*What is required*
Copy every line of each item below word for word, changing nothing.
--- begin Provided records ---
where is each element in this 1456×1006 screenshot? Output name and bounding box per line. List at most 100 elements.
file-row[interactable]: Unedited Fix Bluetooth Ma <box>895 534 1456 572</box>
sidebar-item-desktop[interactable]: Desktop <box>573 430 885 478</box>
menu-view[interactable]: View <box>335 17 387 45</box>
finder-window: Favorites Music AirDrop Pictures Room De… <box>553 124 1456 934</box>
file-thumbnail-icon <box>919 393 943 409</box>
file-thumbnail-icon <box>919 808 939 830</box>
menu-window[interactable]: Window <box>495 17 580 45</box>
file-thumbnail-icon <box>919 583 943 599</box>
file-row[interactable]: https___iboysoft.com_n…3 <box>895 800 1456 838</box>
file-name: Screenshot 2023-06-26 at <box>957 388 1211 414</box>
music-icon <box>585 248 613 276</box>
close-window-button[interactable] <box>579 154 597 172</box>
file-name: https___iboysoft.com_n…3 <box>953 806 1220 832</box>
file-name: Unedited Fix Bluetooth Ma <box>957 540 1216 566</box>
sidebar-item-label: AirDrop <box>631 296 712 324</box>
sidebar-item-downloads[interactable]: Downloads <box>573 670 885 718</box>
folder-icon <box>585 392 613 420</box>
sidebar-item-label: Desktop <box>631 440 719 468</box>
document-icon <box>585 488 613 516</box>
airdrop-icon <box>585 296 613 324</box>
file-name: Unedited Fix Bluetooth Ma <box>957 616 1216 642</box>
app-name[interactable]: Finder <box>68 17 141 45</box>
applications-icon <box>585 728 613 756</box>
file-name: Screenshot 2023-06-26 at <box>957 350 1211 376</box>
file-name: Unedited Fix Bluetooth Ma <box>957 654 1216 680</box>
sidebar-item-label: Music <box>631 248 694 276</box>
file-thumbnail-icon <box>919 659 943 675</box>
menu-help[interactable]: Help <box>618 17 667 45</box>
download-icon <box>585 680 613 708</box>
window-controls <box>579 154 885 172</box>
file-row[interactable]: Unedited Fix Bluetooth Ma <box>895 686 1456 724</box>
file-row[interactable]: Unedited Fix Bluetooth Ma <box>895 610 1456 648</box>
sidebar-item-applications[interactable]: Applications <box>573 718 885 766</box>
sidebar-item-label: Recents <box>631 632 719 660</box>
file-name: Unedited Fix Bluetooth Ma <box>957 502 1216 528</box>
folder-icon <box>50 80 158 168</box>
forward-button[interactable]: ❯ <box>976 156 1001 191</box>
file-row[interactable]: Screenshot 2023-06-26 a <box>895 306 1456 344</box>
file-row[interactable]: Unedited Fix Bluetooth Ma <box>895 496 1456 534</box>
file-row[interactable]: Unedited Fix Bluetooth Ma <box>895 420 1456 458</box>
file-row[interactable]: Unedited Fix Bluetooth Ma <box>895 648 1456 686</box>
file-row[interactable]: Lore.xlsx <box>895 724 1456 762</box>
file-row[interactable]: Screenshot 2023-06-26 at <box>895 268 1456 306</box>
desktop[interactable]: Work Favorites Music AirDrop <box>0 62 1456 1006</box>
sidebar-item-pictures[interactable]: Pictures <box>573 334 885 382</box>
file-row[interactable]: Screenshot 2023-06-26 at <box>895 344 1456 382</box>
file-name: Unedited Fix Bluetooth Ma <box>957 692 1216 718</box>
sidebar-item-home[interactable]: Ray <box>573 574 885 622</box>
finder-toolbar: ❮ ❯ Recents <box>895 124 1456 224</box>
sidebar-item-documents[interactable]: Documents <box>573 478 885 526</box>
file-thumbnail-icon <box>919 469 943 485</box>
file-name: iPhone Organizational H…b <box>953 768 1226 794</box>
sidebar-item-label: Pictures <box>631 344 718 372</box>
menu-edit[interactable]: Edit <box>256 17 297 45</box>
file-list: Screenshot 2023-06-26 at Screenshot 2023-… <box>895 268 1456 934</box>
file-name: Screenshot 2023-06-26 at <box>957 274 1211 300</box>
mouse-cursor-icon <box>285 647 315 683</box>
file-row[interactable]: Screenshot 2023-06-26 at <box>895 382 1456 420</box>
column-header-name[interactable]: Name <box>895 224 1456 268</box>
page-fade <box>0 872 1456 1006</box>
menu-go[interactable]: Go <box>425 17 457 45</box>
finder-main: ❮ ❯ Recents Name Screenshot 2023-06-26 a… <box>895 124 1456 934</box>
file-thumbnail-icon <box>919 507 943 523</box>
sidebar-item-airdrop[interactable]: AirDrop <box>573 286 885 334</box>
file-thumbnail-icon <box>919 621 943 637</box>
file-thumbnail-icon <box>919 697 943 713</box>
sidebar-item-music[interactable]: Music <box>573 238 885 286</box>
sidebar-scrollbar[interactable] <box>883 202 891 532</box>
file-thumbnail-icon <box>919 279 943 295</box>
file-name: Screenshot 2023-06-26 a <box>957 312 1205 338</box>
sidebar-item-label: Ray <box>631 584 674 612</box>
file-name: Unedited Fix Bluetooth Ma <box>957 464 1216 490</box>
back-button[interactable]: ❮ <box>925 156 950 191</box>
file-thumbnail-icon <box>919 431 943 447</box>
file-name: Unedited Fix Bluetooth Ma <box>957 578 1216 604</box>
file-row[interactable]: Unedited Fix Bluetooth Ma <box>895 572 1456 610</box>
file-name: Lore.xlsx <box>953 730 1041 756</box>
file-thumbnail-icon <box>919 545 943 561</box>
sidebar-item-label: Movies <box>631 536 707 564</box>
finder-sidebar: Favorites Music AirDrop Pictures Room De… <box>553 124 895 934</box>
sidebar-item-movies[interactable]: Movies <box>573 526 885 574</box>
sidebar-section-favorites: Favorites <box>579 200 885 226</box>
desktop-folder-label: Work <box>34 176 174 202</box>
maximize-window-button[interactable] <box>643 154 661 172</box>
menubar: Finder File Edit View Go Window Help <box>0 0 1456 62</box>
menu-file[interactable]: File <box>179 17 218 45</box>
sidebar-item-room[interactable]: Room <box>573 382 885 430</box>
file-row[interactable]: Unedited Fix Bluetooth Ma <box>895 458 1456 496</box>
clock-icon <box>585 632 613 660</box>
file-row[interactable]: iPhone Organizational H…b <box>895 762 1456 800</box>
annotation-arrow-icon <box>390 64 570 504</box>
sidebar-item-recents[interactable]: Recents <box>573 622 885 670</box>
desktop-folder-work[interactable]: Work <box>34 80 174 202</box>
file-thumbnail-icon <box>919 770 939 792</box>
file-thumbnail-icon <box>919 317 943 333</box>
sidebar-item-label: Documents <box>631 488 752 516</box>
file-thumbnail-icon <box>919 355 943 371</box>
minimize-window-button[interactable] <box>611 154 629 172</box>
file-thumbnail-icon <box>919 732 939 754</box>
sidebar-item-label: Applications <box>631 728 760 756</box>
--- end Provided records ---
*Finished answer*
where is each element in this 1456×1006 screenshot? Output name and bounding box per line. List at most 100 elements.
file-row[interactable]: Unedited Fix Bluetooth Ma <box>895 534 1456 572</box>
sidebar-item-desktop[interactable]: Desktop <box>573 430 885 478</box>
menu-view[interactable]: View <box>335 17 387 45</box>
finder-window: Favorites Music AirDrop Pictures Room De… <box>553 124 1456 934</box>
file-thumbnail-icon <box>919 393 943 409</box>
file-thumbnail-icon <box>919 808 939 830</box>
menu-window[interactable]: Window <box>495 17 580 45</box>
file-thumbnail-icon <box>919 583 943 599</box>
file-row[interactable]: https___iboysoft.com_n…3 <box>895 800 1456 838</box>
file-name: Screenshot 2023-06-26 at <box>957 388 1211 414</box>
music-icon <box>585 248 613 276</box>
close-window-button[interactable] <box>579 154 597 172</box>
file-name: https___iboysoft.com_n…3 <box>953 806 1220 832</box>
file-name: Unedited Fix Bluetooth Ma <box>957 540 1216 566</box>
sidebar-item-label: AirDrop <box>631 296 712 324</box>
sidebar-item-downloads[interactable]: Downloads <box>573 670 885 718</box>
folder-icon <box>585 392 613 420</box>
sidebar-item-label: Desktop <box>631 440 719 468</box>
document-icon <box>585 488 613 516</box>
airdrop-icon <box>585 296 613 324</box>
file-name: Unedited Fix Bluetooth Ma <box>957 616 1216 642</box>
app-name[interactable]: Finder <box>68 17 141 45</box>
applications-icon <box>585 728 613 756</box>
file-name: Screenshot 2023-06-26 at <box>957 350 1211 376</box>
file-name: Unedited Fix Bluetooth Ma <box>957 654 1216 680</box>
sidebar-item-label: Music <box>631 248 694 276</box>
file-thumbnail-icon <box>919 659 943 675</box>
menu-help[interactable]: Help <box>618 17 667 45</box>
download-icon <box>585 680 613 708</box>
window-controls <box>579 154 885 172</box>
file-row[interactable]: Unedited Fix Bluetooth Ma <box>895 686 1456 724</box>
file-row[interactable]: Unedited Fix Bluetooth Ma <box>895 610 1456 648</box>
sidebar-item-applications[interactable]: Applications <box>573 718 885 766</box>
sidebar-item-label: Recents <box>631 632 719 660</box>
file-name: Unedited Fix Bluetooth Ma <box>957 502 1216 528</box>
folder-icon <box>50 80 158 168</box>
forward-button[interactable]: ❯ <box>976 156 1001 191</box>
file-row[interactable]: Screenshot 2023-06-26 a <box>895 306 1456 344</box>
file-row[interactable]: Unedited Fix Bluetooth Ma <box>895 496 1456 534</box>
file-row[interactable]: Unedited Fix Bluetooth Ma <box>895 420 1456 458</box>
file-row[interactable]: Unedited Fix Bluetooth Ma <box>895 648 1456 686</box>
file-row[interactable]: Lore.xlsx <box>895 724 1456 762</box>
file-row[interactable]: Screenshot 2023-06-26 at <box>895 268 1456 306</box>
desktop[interactable]: Work Favorites Music AirDrop <box>0 62 1456 1006</box>
sidebar-item-pictures[interactable]: Pictures <box>573 334 885 382</box>
file-row[interactable]: Screenshot 2023-06-26 at <box>895 344 1456 382</box>
file-name: Unedited Fix Bluetooth Ma <box>957 692 1216 718</box>
sidebar-item-home[interactable]: Ray <box>573 574 885 622</box>
finder-toolbar: ❮ ❯ Recents <box>895 124 1456 224</box>
sidebar-item-documents[interactable]: Documents <box>573 478 885 526</box>
file-thumbnail-icon <box>919 469 943 485</box>
file-name: iPhone Organizational H…b <box>953 768 1226 794</box>
sidebar-item-label: Pictures <box>631 344 718 372</box>
menu-edit[interactable]: Edit <box>256 17 297 45</box>
file-list: Screenshot 2023-06-26 at Screenshot 2023-… <box>895 268 1456 934</box>
file-name: Screenshot 2023-06-26 at <box>957 274 1211 300</box>
mouse-cursor-icon <box>285 647 315 683</box>
file-row[interactable]: Screenshot 2023-06-26 at <box>895 382 1456 420</box>
column-header-name[interactable]: Name <box>895 224 1456 268</box>
page-fade <box>0 872 1456 1006</box>
menu-go[interactable]: Go <box>425 17 457 45</box>
finder-main: ❮ ❯ Recents Name Screenshot 2023-06-26 a… <box>895 124 1456 934</box>
file-thumbnail-icon <box>919 507 943 523</box>
sidebar-item-airdrop[interactable]: AirDrop <box>573 286 885 334</box>
file-thumbnail-icon <box>919 621 943 637</box>
file-thumbnail-icon <box>919 697 943 713</box>
sidebar-item-music[interactable]: Music <box>573 238 885 286</box>
sidebar-scrollbar[interactable] <box>883 202 891 532</box>
file-thumbnail-icon <box>919 279 943 295</box>
file-name: Screenshot 2023-06-26 a <box>957 312 1205 338</box>
sidebar-item-label: Ray <box>631 584 674 612</box>
file-name: Unedited Fix Bluetooth Ma <box>957 464 1216 490</box>
back-button[interactable]: ❮ <box>925 156 950 191</box>
file-thumbnail-icon <box>919 431 943 447</box>
file-name: Unedited Fix Bluetooth Ma <box>957 578 1216 604</box>
file-row[interactable]: Unedited Fix Bluetooth Ma <box>895 572 1456 610</box>
file-name: Lore.xlsx <box>953 730 1041 756</box>
file-thumbnail-icon <box>919 545 943 561</box>
sidebar-item-label: Movies <box>631 536 707 564</box>
finder-sidebar: Favorites Music AirDrop Pictures Room De… <box>553 124 895 934</box>
sidebar-item-movies[interactable]: Movies <box>573 526 885 574</box>
sidebar-section-favorites: Favorites <box>579 200 885 226</box>
desktop-folder-label: Work <box>34 176 174 202</box>
maximize-window-button[interactable] <box>643 154 661 172</box>
menubar: Finder File Edit View Go Window Help <box>0 0 1456 62</box>
menu-file[interactable]: File <box>179 17 218 45</box>
sidebar-item-room[interactable]: Room <box>573 382 885 430</box>
file-row[interactable]: Unedited Fix Bluetooth Ma <box>895 458 1456 496</box>
clock-icon <box>585 632 613 660</box>
file-row[interactable]: iPhone Organizational H…b <box>895 762 1456 800</box>
annotation-arrow-icon <box>390 64 570 504</box>
sidebar-item-recents[interactable]: Recents <box>573 622 885 670</box>
desktop-folder-work[interactable]: Work <box>34 80 174 202</box>
file-thumbnail-icon <box>919 770 939 792</box>
file-thumbnail-icon <box>919 317 943 333</box>
sidebar-item-label: Documents <box>631 488 752 516</box>
file-thumbnail-icon <box>919 355 943 371</box>
minimize-window-button[interactable] <box>611 154 629 172</box>
file-thumbnail-icon <box>919 732 939 754</box>
sidebar-item-label: Applications <box>631 728 760 756</box>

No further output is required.